Ausgangsdokument:
####################

Vivantes betätigt sich als Immobilienhändler

Ein Wohnprojekt psychisch Kranker in Berlin-Schöneberg ist in der Existenz bedroht

  • Ulrike Henning
  • Lesedauer: 3 Min.
Eine Immobilie des Vivantes Konzerns in Berlin-Schöneberg beherbergt ein Wohnprojekt für 40 psychisch Erkrankte. Jetzt soll das Gebäude verkauft werden.

In der Dominicusstraße 5-9 in Berlin Schöneberg wohnen seit mehr als 14 Jahren 40 psychisch schwerstkranke Menschen, betreut von der Pinel gGmbH. In dem mehrgeschossigen Haus befindet sich außer den betreuten Wohnungen noch eine Tagesklinik des Auguste-Viktoria-Krankenhauses.

Jetzt will der Eigentümer, der Klinikkonzern Vivantes, die Immobilie verkaufen. Am Mittwoch könnten Ausschüsse des Berliner Abgeordnetenhauses mit ihren Entscheidungen noch zum Erhalt der Einrichtung beitragen. Ende der 90er Jahre hatte das Auguste-Viktoria-Klinikum das Gebäude für eine symbolische D-Mark vom Land Berlin übernommen. Der Vertrag sah auch eine Zweckbindung für den Gesundheitsbereich vor – und ist jetzt nicht mehr auffindbar. Mittlerweile ging die Immobilie in den Bestand des später gegründeten Vivantes-Konzerns über. Das Unternehmen, zu 100 Prozent im Besitz des Landes Berlin, will aber jetzt sein Portfolio bereinigen. Dabei spielen die Bedürfnisse der jetzigen Bewohner offensichtlich keine Rolle mehr, sondern nur noch der höchste erzielbare Preis.

Bisher angedeutete Alternativen sind schlicht inakzeptabel. Eine Vivantes-Sprecherin verwies darauf, dass der neue Eigentümer die Mieter übernehmen könnte. Das buddhistische Zentrum, das vermutlich den Zuschlag bekommt, will das aber nicht. Hier sollen nach baulichen Veränderungen in Zukunft Schulungen stattfinden, hat Pinel-Geschäftsführer Bernd Gander gehört.

Auch ein Aufschub von zwei Jahren nützt nicht viel: Für die Bewohner würde das Leben auf einer Baustelle zu viel Unruhe bringen. Schon für psychisch Gesunde wäre das Stress, für Menschen mit einer Angsterkrankung oder einer chronischen Schizophrenie ist es nicht zumutbar. »Einige unserer Klienten waren schon stark beunruhigt, als in der Nähe ein Supermarkt geschlossen wurde«, berichtet Georg Mast, der den Wohnbereich in der Dominicusstraße leitet.

####################

Die Aufgabe: Gib den Abschnitt des Artikels über das Schöneberger Wohnprojekt wieder, der mit den Worten „Vivantes betätigt sich“ einsetzt und mit „Tagesklinik des Auguste-Viktoria-Krankenhauses.“ schließt. Tausche darin „Wohnprojekt“ gegen „Wohnheim“ aus.

Inhalt des Datensatzes:
####################

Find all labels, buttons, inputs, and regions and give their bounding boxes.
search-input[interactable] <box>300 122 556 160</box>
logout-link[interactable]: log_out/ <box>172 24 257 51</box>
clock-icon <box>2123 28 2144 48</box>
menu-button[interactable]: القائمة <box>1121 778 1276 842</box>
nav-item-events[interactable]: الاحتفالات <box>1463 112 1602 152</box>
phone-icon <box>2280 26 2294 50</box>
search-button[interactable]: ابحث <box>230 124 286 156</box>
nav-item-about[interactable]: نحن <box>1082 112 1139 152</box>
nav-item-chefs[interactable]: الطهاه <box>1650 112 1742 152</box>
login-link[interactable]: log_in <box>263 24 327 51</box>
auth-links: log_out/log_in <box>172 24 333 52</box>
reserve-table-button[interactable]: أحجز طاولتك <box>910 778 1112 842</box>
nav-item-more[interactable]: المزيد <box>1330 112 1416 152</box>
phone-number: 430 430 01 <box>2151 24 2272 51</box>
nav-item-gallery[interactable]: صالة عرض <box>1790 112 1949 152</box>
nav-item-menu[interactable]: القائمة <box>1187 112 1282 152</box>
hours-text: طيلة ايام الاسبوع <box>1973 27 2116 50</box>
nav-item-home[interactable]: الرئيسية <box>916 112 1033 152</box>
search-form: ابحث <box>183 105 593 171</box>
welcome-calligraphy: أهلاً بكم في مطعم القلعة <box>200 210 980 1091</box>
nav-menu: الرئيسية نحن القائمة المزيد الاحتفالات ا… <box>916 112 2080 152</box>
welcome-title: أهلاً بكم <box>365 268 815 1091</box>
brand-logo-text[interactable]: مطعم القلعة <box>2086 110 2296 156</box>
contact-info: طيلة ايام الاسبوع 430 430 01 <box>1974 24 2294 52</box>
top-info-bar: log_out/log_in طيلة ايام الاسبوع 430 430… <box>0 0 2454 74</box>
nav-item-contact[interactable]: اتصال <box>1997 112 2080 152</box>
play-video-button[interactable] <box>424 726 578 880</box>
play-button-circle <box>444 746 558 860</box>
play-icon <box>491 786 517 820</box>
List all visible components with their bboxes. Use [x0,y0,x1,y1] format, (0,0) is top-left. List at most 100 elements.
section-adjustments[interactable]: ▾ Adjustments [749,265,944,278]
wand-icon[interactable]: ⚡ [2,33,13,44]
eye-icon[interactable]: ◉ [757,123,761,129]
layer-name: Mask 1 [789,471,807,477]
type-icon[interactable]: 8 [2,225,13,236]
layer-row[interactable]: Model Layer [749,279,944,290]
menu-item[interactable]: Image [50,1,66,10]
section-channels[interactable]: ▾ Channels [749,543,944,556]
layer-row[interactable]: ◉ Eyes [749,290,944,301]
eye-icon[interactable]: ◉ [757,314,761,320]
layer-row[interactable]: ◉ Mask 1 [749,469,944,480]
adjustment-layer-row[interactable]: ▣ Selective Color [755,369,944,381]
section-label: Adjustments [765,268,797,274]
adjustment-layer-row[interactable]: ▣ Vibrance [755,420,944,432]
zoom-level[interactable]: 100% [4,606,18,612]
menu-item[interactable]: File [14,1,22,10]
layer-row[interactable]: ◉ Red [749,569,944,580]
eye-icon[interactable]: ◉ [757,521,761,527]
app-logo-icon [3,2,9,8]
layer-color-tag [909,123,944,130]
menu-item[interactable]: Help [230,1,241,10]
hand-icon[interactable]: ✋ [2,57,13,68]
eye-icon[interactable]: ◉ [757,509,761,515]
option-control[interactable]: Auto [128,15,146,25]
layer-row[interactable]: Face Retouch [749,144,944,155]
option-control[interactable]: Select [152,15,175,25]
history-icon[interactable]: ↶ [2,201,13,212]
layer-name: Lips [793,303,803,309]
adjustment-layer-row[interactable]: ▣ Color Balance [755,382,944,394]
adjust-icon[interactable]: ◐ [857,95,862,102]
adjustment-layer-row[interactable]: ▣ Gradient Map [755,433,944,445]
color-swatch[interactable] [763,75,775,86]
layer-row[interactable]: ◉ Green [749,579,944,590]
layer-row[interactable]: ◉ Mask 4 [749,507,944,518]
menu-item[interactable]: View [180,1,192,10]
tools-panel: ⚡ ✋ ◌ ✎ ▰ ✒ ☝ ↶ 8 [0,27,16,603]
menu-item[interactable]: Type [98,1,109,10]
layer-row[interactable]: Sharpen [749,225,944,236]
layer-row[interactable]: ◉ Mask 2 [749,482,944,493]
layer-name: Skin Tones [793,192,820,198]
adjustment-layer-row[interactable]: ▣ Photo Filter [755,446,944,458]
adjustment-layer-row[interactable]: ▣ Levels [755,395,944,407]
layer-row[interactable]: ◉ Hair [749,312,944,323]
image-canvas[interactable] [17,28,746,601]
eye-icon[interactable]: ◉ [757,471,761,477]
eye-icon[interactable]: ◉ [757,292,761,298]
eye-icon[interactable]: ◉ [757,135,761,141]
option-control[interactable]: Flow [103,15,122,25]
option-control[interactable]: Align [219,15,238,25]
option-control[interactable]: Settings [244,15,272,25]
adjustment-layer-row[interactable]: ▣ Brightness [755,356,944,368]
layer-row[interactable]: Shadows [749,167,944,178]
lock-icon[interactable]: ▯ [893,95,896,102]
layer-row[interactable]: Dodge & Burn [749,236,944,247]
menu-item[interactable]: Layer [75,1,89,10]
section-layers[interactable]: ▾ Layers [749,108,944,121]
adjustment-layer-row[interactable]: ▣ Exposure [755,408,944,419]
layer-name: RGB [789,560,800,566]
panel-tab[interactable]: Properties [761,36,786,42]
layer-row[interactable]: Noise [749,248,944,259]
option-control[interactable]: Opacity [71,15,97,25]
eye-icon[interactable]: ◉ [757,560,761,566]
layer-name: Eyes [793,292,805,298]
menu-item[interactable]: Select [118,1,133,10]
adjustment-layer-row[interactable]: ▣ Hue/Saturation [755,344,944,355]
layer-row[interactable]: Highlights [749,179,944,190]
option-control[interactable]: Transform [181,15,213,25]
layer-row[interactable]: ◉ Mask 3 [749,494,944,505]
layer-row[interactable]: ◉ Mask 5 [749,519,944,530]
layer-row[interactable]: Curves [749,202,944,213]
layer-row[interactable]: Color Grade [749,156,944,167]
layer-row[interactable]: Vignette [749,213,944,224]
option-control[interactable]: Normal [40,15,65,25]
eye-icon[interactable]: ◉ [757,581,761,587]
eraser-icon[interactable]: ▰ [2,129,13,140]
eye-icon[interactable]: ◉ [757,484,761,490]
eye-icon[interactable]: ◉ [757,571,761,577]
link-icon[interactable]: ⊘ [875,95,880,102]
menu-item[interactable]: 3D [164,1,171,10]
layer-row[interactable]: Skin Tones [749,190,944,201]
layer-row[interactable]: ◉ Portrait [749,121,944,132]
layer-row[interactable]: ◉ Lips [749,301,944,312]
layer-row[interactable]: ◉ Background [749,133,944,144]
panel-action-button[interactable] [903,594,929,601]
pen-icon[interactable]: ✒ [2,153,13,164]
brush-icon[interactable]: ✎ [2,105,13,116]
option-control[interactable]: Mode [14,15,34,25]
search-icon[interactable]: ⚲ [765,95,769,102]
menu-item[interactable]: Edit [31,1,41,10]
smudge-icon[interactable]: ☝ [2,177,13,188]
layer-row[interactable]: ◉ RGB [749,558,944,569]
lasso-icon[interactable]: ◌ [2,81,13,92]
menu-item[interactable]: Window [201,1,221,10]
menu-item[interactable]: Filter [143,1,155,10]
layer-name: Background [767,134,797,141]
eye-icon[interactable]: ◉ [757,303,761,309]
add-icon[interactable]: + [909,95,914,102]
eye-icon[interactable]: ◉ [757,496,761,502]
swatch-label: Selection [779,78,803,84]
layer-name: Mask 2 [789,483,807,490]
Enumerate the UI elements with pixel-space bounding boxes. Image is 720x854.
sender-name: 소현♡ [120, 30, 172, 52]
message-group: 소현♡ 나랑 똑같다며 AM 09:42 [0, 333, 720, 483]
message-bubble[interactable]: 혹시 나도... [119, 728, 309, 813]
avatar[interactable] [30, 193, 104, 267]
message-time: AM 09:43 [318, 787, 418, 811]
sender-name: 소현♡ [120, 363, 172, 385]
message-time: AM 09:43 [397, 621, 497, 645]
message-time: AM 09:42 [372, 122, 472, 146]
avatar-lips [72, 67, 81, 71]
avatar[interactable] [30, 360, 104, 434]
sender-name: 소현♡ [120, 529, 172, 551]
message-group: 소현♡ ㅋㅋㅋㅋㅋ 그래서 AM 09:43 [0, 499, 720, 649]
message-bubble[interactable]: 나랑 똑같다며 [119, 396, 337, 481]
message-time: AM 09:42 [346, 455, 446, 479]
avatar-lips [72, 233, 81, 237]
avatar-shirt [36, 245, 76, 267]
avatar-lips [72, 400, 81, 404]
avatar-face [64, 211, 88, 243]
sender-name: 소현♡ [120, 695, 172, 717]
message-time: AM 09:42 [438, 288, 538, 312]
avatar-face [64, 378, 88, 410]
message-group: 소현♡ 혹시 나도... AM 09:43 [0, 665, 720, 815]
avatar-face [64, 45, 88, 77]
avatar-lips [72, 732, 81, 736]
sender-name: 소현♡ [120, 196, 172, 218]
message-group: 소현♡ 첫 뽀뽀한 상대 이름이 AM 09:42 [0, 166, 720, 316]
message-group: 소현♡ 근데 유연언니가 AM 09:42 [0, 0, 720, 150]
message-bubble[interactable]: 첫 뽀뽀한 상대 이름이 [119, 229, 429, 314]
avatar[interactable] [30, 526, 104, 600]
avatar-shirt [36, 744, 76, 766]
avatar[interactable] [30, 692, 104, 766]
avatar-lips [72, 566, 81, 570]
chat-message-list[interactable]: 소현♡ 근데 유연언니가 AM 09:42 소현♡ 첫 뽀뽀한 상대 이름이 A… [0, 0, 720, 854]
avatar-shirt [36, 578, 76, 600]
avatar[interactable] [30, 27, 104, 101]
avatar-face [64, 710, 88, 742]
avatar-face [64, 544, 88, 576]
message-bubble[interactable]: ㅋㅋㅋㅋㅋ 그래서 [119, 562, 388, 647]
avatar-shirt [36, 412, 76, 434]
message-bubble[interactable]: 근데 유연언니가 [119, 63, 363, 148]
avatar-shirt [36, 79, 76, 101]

####################

Erledigte Aufgabe:
Vivantes betätigt sich als Immobilienhändler

Ein Wohnheim psychisch Kranker in Berlin-Schöneberg ist in der Existenz bedroht

  • Ulrike Henning
  • Lesedauer: 3 Min.
Eine Immobilie des Vivantes Konzerns in Berlin-Schöneberg beherbergt ein Wohnheim für 40 psychisch Erkrankte. Jetzt soll das Gebäude verkauft werden.

In der Dominicusstraße 5-9 in Berlin Schöneberg wohnen seit mehr als 14 Jahren 40 psychisch schwerstkranke Menschen, betreut von der Pinel gGmbH. In dem mehrgeschossigen Haus befindet sich außer den betreuten Wohnungen noch eine Tagesklinik des Auguste-Viktoria-Krankenhauses.